# Task goal:
Keep the pictures out of the copy and repeat the records exactly.

# Data extract:
○ ○ ○ ○

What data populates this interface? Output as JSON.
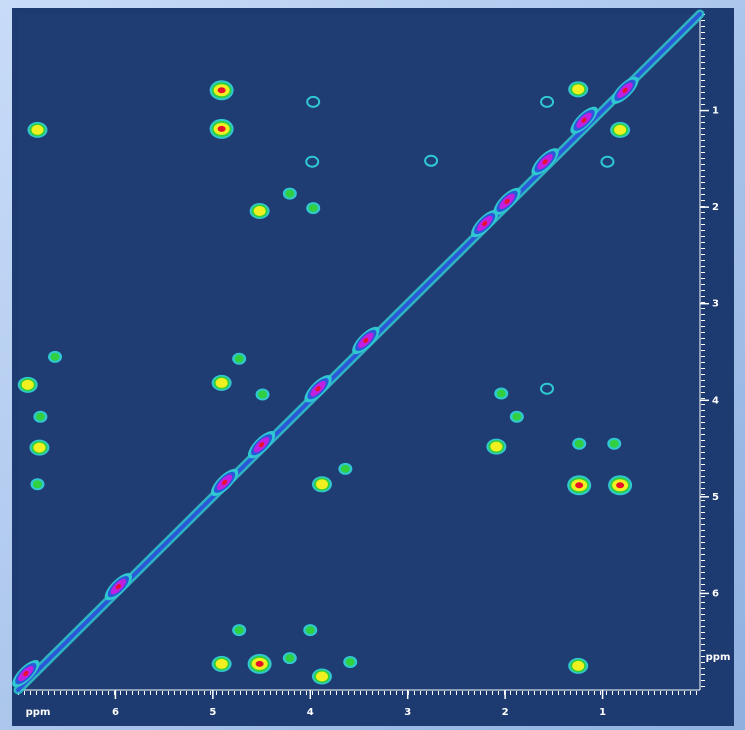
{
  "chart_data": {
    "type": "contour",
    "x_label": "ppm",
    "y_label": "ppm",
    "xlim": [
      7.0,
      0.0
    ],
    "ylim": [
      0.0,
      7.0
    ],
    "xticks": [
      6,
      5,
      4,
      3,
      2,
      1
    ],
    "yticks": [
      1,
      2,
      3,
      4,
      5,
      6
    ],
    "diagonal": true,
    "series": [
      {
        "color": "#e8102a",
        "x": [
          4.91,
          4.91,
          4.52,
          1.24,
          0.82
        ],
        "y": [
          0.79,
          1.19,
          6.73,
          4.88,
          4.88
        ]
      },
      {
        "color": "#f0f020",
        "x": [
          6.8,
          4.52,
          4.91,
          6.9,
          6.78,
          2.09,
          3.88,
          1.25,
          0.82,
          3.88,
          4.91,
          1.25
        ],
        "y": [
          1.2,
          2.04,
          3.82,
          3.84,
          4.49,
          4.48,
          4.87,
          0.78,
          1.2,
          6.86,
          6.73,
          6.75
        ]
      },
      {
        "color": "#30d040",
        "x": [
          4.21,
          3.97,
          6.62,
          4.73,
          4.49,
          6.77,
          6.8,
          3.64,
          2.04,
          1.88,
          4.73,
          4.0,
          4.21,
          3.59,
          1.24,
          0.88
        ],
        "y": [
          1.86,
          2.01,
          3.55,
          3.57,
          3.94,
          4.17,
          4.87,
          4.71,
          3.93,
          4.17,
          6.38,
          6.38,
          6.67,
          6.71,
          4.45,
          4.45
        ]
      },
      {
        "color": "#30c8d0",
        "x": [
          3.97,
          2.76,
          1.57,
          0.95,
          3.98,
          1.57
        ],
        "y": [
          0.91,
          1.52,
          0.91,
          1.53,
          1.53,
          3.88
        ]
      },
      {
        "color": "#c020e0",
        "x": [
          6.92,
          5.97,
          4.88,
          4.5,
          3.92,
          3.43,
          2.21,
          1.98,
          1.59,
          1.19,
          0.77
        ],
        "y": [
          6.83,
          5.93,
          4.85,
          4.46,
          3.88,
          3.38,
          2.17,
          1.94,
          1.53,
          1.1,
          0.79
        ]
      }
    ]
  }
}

○ ○ ○ ○

# Answer to this problem:
What data populates this interface? Output as JSON.
{
  "chart_data": {
    "type": "contour",
    "x_label": "ppm",
    "y_label": "ppm",
    "xlim": [
      7.0,
      0.0
    ],
    "ylim": [
      0.0,
      7.0
    ],
    "xticks": [
      6,
      5,
      4,
      3,
      2,
      1
    ],
    "yticks": [
      1,
      2,
      3,
      4,
      5,
      6
    ],
    "diagonal": true,
    "series": [
      {
        "color": "#e8102a",
        "x": [
          4.91,
          4.91,
          4.52,
          1.24,
          0.82
        ],
        "y": [
          0.79,
          1.19,
          6.73,
          4.88,
          4.88
        ]
      },
      {
        "color": "#f0f020",
        "x": [
          6.8,
          4.52,
          4.91,
          6.9,
          6.78,
          2.09,
          3.88,
          1.25,
          0.82,
          3.88,
          4.91,
          1.25
        ],
        "y": [
          1.2,
          2.04,
          3.82,
          3.84,
          4.49,
          4.48,
          4.87,
          0.78,
          1.2,
          6.86,
          6.73,
          6.75
        ]
      },
      {
        "color": "#30d040",
        "x": [
          4.21,
          3.97,
          6.62,
          4.73,
          4.49,
          6.77,
          6.8,
          3.64,
          2.04,
          1.88,
          4.73,
          4.0,
          4.21,
          3.59,
          1.24,
          0.88
        ],
        "y": [
          1.86,
          2.01,
          3.55,
          3.57,
          3.94,
          4.17,
          4.87,
          4.71,
          3.93,
          4.17,
          6.38,
          6.38,
          6.67,
          6.71,
          4.45,
          4.45
        ]
      },
      {
        "color": "#30c8d0",
        "x": [
          3.97,
          2.76,
          1.57,
          0.95,
          3.98,
          1.57
        ],
        "y": [
          0.91,
          1.52,
          0.91,
          1.53,
          1.53,
          3.88
        ]
      },
      {
        "color": "#c020e0",
        "x": [
          6.92,
          5.97,
          4.88,
          4.5,
          3.92,
          3.43,
          2.21,
          1.98,
          1.59,
          1.19,
          0.77
        ],
        "y": [
          6.83,
          5.93,
          4.85,
          4.46,
          3.88,
          3.38,
          2.17,
          1.94,
          1.53,
          1.1,
          0.79
        ]
      }
    ]
  }
}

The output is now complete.